▸ **Exercise task**
Rewrite the listing below as a two-column CSV with the columns "description" and "locations". Give each description its own row with its locations beside it, put each value in a single quoted field, and replace every line break with a space.

(Dataset excerpt)
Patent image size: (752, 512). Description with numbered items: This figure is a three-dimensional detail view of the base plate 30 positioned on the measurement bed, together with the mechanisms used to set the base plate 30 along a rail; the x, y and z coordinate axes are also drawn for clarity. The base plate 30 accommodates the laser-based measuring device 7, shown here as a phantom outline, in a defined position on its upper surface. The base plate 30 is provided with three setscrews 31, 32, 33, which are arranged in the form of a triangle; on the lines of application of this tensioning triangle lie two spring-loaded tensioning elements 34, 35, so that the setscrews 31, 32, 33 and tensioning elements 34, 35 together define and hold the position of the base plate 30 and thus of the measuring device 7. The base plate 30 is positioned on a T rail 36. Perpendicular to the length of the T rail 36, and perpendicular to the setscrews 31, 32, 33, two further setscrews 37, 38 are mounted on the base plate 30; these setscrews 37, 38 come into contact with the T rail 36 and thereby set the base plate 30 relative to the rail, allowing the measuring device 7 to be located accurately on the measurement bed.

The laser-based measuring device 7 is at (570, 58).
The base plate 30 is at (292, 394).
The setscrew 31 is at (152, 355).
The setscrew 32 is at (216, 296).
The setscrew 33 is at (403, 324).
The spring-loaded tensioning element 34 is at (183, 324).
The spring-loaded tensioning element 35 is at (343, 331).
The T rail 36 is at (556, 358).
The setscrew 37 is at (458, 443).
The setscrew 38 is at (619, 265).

▸ **Solution**
description,locations
"Patent image size: (752, 512). Description with numbered items: This figure is a three-dimensional detail view of the base plate 30 positioned on the measurement bed, together with the mechanisms used to set the base plate 30 along a rail; the x, y and z coordinate axes are also drawn for clarity. The base plate 30 accommodates the laser-based measuring device 7, shown here as a phantom outline, in a defined position on its upper surface. The base plate 30 is provided with three setscrews 31, 32, 33, which are arranged in the form of a triangle; on the lines of application of this tensioning triangle lie two spring-loaded tensioning elements 34, 35, so that the setscrews 31, 32, 33 and tensioning elements 34, 35 together define and hold the position of the base plate 30 and thus of the measuring device 7. The base plate 30 is positioned on a T rail 36. Perpendicular to the length of the T rail 36, and perpendicular to the setscrews 31, 32, 33, two further setscrews 37, 38 are mounted on the base plate 30; these setscrews 37, 38 come into contact with the T rail 36 and thereby set the base plate 30 relative to the rail, allowing the measuring device 7 to be located accurately on the measurement bed.","The laser-based measuring device 7 is at (570, 58). The base plate 30 is at (292, 394). The setscrew 31 is at (152, 355). The setscrew 32 is at (216, 296). The setscrew 33 is at (403, 324). The spring-loaded tensioning element 34 is at (183, 324). The spring-loaded tensioning element 35 is at (343, 331). The T rail 36 is at (556, 358). The setscrew 37 is at (458, 443). The setscrew 38 is at (619, 265)."